# Problem
Return all lines from the listing below in which the string "working" occurs.

# Dataset content
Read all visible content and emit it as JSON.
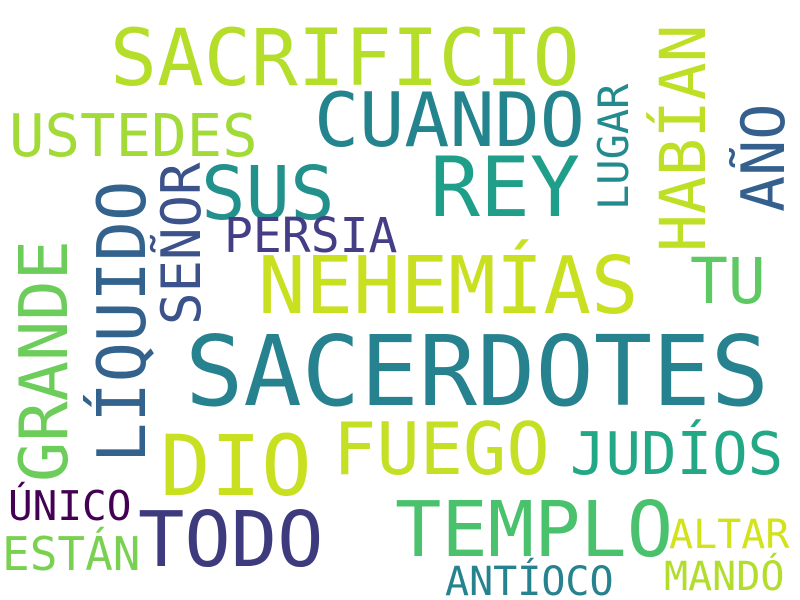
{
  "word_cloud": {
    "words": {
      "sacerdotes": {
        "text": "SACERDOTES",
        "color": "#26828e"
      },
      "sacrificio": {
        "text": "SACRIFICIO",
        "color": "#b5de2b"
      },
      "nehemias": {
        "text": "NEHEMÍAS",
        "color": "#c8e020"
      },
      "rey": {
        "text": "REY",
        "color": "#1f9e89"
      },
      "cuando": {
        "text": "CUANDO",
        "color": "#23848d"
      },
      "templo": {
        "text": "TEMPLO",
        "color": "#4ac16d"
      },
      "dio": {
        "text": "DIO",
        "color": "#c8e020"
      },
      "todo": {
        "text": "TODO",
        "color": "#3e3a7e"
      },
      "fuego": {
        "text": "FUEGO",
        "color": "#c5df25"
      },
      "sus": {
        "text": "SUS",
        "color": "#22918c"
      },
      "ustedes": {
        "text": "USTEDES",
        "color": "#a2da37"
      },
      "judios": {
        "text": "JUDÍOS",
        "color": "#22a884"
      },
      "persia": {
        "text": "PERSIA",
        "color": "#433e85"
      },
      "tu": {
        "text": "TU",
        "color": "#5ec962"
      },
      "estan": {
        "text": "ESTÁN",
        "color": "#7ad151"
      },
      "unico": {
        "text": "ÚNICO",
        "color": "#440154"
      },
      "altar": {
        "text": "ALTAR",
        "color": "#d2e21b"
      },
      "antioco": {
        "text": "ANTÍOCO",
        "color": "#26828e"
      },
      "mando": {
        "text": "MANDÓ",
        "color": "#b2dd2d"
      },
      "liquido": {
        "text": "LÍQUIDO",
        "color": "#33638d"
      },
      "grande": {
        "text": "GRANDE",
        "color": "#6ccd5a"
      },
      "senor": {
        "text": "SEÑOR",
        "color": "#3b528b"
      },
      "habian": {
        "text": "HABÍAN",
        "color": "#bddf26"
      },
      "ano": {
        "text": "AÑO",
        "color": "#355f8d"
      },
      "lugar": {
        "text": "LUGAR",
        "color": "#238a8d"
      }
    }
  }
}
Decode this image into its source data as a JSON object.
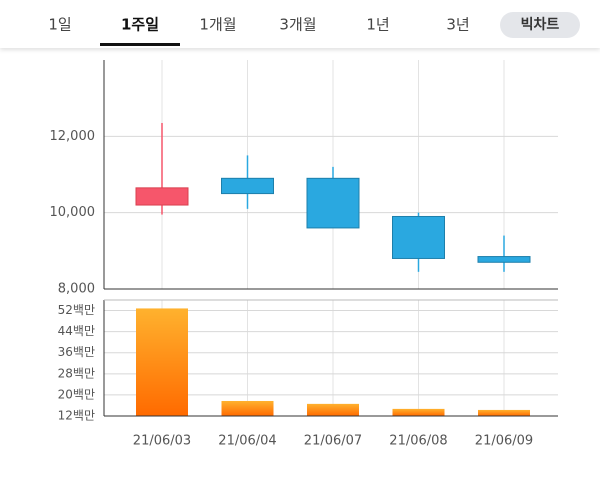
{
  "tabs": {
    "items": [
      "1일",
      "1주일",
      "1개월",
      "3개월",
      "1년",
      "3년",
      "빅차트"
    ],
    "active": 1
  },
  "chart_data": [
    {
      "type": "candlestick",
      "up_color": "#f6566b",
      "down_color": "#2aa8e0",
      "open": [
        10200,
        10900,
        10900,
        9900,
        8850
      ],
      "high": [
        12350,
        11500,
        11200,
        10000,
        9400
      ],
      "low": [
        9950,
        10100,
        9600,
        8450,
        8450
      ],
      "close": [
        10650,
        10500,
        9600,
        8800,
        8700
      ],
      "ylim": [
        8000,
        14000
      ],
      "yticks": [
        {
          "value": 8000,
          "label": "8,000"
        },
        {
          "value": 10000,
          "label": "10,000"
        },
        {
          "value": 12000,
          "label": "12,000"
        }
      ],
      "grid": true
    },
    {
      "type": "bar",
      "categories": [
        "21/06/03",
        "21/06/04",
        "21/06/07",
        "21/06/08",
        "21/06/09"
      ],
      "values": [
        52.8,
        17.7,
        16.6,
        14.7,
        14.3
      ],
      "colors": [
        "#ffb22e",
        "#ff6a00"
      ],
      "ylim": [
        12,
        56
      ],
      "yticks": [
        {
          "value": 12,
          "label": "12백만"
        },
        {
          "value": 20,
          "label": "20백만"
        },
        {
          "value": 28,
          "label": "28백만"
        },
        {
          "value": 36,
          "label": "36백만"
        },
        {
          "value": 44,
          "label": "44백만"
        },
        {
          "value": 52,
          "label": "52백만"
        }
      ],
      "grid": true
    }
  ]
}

---

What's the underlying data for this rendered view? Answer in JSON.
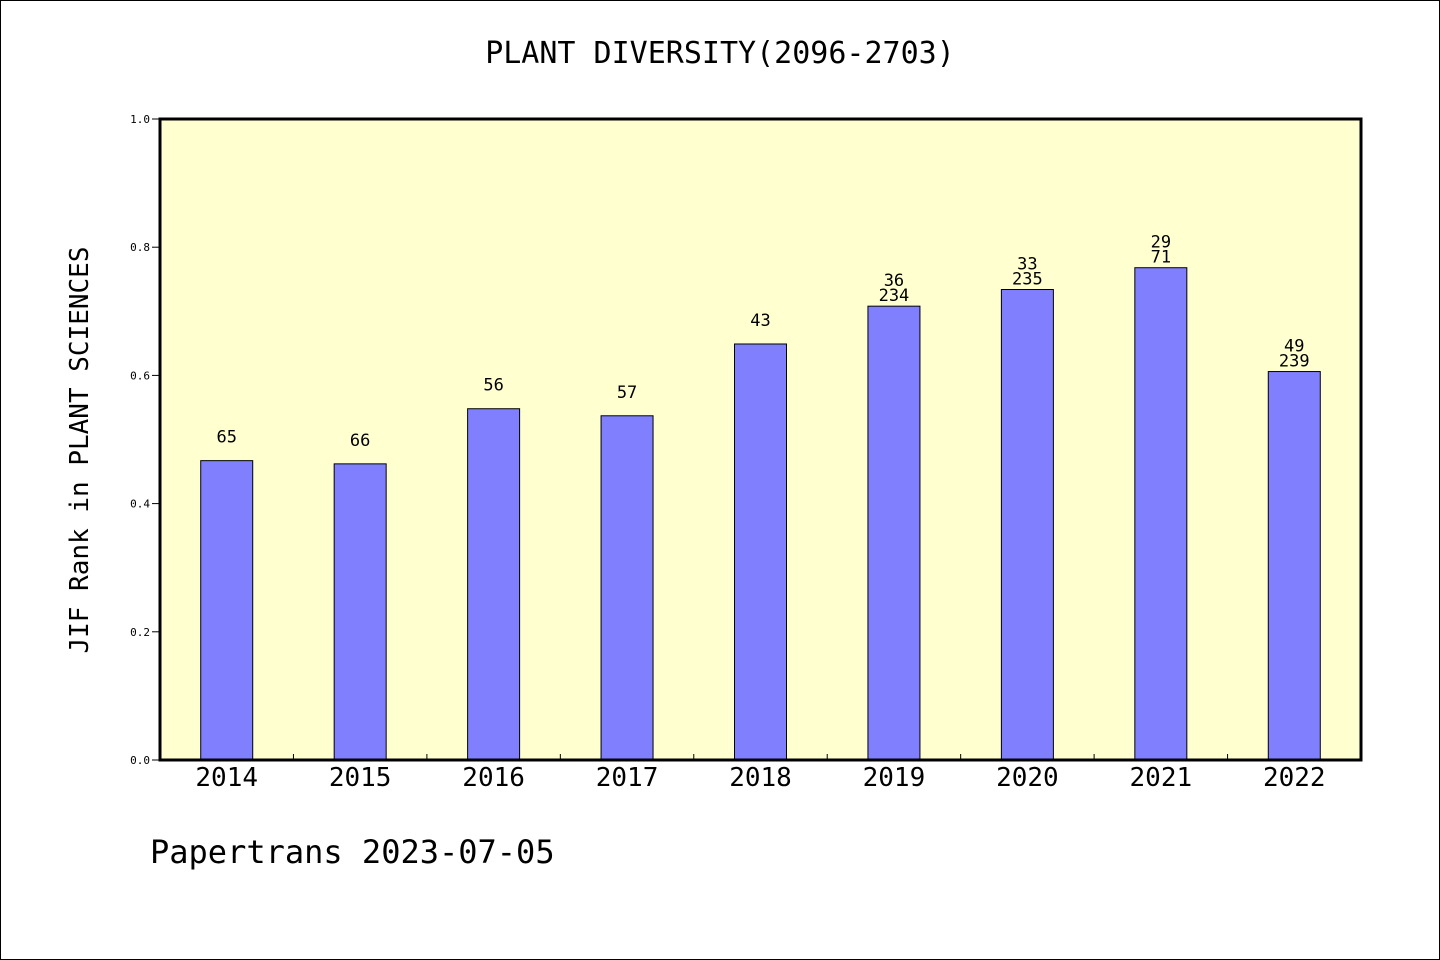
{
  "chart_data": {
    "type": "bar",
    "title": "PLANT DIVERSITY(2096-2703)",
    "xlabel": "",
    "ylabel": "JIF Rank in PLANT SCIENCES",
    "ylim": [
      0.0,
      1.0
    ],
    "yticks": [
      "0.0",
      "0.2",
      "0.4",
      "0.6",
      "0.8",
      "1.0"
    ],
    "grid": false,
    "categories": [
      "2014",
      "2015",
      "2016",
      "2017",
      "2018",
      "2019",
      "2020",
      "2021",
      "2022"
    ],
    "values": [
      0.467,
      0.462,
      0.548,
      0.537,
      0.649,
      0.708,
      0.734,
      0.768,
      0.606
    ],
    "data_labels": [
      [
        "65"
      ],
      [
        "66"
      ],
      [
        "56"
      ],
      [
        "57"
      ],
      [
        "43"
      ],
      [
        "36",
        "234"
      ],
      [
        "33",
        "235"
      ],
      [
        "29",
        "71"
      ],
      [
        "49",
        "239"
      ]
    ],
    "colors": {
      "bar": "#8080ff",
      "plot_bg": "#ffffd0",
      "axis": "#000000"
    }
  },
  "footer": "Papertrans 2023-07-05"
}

* * *

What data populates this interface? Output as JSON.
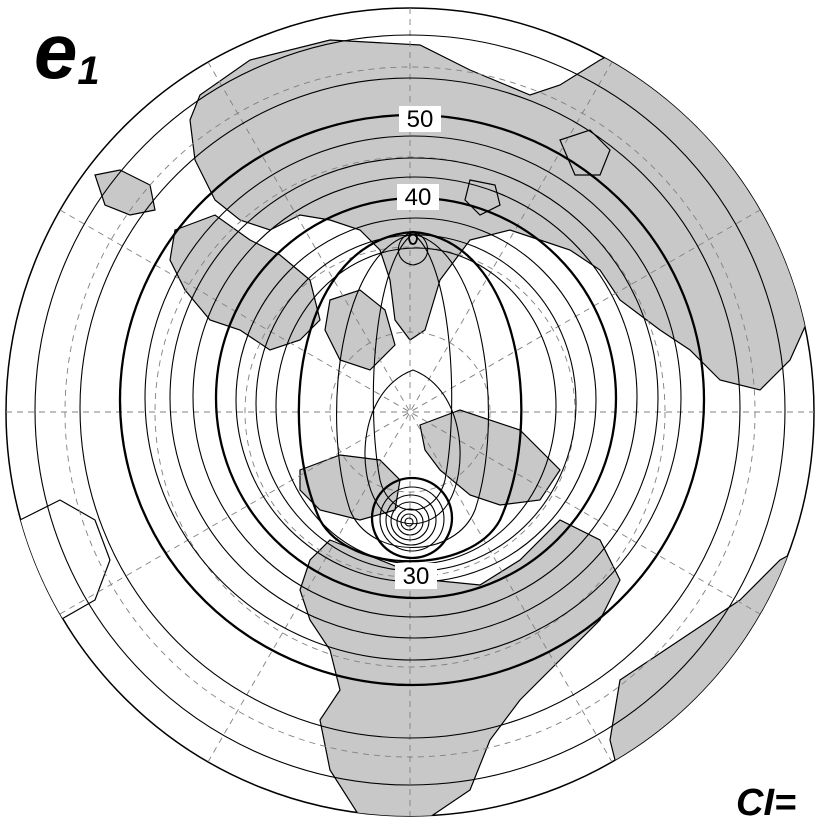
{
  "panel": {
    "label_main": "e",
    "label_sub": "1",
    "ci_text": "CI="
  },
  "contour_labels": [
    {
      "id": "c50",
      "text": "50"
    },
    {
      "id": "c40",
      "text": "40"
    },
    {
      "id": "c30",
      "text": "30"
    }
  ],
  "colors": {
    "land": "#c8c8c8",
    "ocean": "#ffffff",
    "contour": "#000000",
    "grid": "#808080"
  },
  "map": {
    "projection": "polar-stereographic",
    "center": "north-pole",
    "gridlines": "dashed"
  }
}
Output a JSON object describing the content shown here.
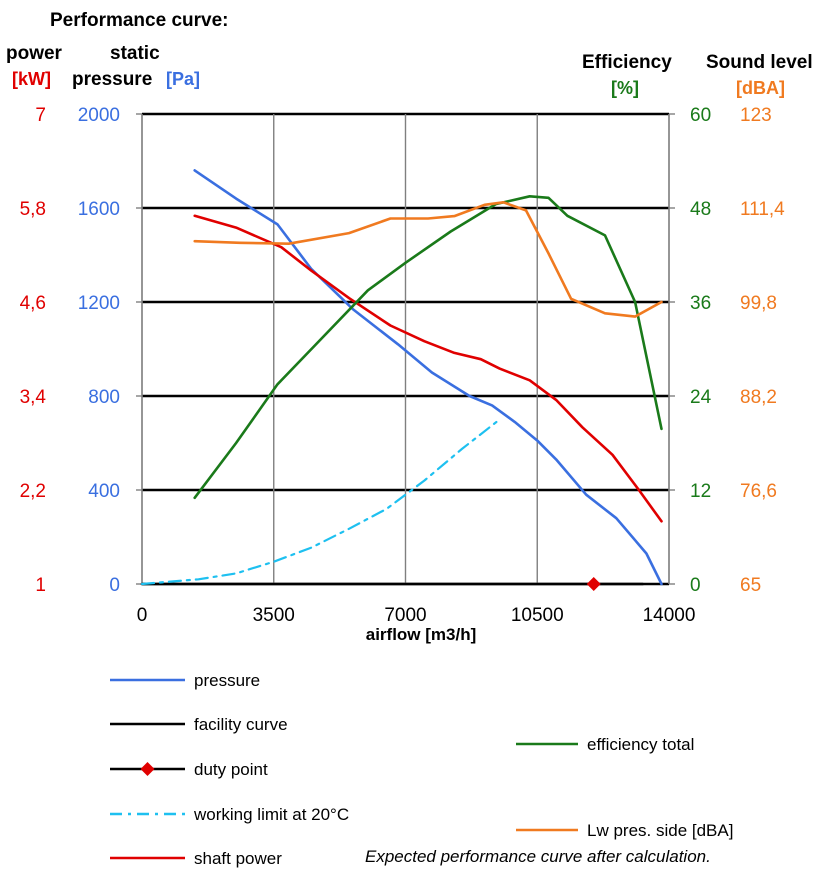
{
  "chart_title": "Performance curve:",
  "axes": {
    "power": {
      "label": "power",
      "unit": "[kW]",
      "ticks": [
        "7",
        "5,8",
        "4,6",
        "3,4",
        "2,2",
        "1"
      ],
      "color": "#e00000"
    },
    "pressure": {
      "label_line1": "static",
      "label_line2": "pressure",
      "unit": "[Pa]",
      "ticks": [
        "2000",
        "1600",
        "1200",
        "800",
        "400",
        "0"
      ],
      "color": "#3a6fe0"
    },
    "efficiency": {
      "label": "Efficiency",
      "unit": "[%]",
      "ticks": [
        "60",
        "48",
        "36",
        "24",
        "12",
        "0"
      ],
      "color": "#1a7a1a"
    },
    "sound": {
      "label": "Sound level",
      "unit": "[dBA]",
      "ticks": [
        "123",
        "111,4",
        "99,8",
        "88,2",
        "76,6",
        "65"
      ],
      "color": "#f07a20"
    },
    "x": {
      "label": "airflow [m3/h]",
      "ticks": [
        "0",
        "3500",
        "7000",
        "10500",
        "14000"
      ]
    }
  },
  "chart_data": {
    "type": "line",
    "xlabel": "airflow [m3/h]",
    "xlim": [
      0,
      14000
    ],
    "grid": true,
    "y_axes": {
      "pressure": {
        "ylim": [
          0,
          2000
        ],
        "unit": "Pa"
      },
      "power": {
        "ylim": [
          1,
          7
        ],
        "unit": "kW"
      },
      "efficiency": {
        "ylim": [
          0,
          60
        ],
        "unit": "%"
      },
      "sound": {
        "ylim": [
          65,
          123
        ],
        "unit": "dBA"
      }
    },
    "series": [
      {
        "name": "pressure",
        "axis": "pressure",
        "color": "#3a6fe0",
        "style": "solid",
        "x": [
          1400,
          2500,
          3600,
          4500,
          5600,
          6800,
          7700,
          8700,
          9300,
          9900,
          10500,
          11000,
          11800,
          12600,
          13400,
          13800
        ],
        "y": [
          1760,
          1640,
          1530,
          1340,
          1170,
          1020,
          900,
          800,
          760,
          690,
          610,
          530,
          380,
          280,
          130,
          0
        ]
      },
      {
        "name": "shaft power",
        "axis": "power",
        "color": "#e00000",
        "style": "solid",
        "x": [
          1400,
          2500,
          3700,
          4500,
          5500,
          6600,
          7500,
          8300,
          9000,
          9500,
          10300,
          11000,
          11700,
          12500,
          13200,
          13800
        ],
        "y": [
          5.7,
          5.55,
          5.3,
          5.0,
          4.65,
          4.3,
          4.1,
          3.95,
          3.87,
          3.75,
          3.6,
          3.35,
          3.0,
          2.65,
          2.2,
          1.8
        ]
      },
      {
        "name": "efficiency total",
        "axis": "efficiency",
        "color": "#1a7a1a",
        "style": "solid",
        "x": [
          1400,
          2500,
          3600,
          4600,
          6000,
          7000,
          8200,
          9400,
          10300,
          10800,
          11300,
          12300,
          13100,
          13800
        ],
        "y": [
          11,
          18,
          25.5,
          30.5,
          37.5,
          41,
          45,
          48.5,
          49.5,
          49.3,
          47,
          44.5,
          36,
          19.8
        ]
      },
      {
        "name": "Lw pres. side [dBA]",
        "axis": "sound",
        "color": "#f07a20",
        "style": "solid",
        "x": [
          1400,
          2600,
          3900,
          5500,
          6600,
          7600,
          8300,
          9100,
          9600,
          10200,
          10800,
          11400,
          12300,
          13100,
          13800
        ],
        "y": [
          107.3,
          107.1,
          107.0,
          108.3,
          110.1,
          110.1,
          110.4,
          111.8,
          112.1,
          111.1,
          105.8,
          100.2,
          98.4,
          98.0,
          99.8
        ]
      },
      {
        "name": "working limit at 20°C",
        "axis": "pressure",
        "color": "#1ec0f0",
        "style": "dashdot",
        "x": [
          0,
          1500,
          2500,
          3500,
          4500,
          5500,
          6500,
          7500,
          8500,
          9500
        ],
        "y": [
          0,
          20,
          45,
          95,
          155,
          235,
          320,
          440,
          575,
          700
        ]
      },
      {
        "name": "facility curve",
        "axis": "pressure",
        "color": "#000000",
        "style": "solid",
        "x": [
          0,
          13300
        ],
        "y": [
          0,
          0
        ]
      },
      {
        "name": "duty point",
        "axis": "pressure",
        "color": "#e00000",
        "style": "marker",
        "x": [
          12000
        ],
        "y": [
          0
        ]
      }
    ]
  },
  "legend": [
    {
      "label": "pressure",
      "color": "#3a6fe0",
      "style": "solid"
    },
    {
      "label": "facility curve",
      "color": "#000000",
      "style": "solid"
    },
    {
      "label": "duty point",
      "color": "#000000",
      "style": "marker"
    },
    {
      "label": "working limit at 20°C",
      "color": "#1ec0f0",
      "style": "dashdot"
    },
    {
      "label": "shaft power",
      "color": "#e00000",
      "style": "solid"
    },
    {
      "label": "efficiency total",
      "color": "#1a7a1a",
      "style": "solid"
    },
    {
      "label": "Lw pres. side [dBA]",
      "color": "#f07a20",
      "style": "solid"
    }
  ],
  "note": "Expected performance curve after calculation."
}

# Complete output
        "name": "working limit at 20°C",
      "label": "working limit at 20°C",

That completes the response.